WORK REQUIRED – Would you return all of this data exactly, leaving nothing out?

GIVEN DATA –
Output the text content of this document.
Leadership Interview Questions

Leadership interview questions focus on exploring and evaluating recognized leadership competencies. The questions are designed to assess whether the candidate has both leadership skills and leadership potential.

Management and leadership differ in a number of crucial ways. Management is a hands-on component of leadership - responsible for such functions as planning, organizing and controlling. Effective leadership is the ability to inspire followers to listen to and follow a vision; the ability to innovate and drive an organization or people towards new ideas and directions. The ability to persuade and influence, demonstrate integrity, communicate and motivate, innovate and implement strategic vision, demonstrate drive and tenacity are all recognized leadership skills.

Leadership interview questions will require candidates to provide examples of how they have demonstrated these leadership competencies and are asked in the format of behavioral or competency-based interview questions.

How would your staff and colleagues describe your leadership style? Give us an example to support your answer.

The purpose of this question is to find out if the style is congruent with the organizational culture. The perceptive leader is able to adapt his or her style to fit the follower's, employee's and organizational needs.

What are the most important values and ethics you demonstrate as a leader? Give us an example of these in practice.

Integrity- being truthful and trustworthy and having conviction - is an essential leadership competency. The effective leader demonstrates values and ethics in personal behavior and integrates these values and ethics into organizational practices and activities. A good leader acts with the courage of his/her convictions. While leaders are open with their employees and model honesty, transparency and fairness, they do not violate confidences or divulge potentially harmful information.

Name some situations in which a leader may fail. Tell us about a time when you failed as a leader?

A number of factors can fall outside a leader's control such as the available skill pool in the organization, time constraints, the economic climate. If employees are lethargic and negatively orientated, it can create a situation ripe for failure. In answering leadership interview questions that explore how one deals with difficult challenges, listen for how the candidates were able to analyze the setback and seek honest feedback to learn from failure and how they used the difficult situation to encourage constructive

WORKED SOLUTION –
Output the text content of this document.
Leadership Interview Questions

Leadership interview questions focus on exploring and evaluating recognized leadership competencies. The questions are designed to assess whether the candidate has both leadership skills and leadership potential.

Management and leadership differ in a number of crucial ways. Management is a hands-on component of leadership - responsible for such functions as planning, organizing and controlling. Effective leadership is the ability to inspire followers to listen to and follow a vision; the ability to innovate and drive an organization or people towards new ideas and directions. The ability to persuade and influence, demonstrate integrity, communicate and motivate, innovate and implement strategic vision, demonstrate drive and tenacity are all recognized leadership skills.

Leadership interview questions will require candidates to provide examples of how they have demonstrated these leadership competencies and are asked in the format of behavioral or competency-based interview questions.

How would your staff and colleagues describe your leadership style? Give us an example to support your answer.

The purpose of this question is to find out if the style is congruent with the organizational culture. The perceptive leader is able to adapt his or her style to fit the follower's, employee's and organizational needs.

What are the most important values and ethics you demonstrate as a leader? Give us an example of these in practice.

Integrity- being truthful and trustworthy and having conviction - is an essential leadership competency. The effective leader demonstrates values and ethics in personal behavior and integrates these values and ethics into organizational practices and activities. A good leader acts with the courage of his/her convictions. While leaders are open with their employees and model honesty, transparency and fairness, they do not violate confidences or divulge potentially harmful information.

Name some situations in which a leader may fail. Tell us about a time when you failed as a leader?

A number of factors can fall outside a leader's control such as the available skill pool in the organization, time constraints, the economic climate. If employees are lethargic and negatively orientated, it can create a situation ripe for failure. In answering leadership interview questions that explore how one deals with difficult challenges, listen for how the candidates were able to analyze the setback and seek honest feedback to learn from failure and how they used the difficult situation to encourage constructive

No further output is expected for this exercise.